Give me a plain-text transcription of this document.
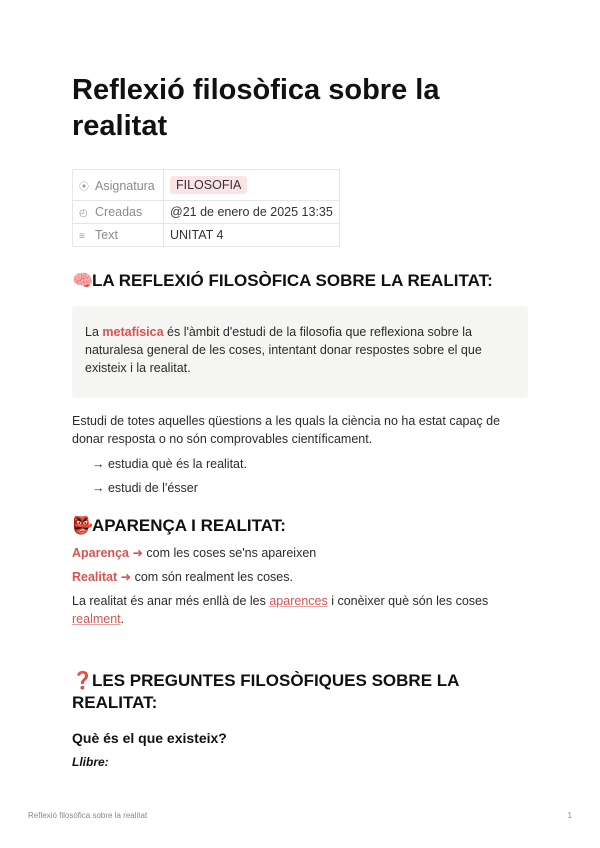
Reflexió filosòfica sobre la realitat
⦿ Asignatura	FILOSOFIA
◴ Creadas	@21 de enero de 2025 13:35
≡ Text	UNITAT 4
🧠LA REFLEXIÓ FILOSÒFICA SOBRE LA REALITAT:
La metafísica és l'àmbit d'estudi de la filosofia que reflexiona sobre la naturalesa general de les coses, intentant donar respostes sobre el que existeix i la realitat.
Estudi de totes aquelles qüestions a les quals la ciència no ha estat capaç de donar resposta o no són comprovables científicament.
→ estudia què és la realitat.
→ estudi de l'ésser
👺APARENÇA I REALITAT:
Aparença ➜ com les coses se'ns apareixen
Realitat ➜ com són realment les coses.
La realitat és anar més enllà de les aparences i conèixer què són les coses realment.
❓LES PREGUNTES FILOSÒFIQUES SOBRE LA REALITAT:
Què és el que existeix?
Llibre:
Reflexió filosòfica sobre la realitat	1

====

**Problem**:
Return every line of the preceding records in which the word "realment" appears.

**The result**:
Realitat ➜ com són realment les coses.
La realitat és anar més enllà de les aparences i conèixer què són les coses realment.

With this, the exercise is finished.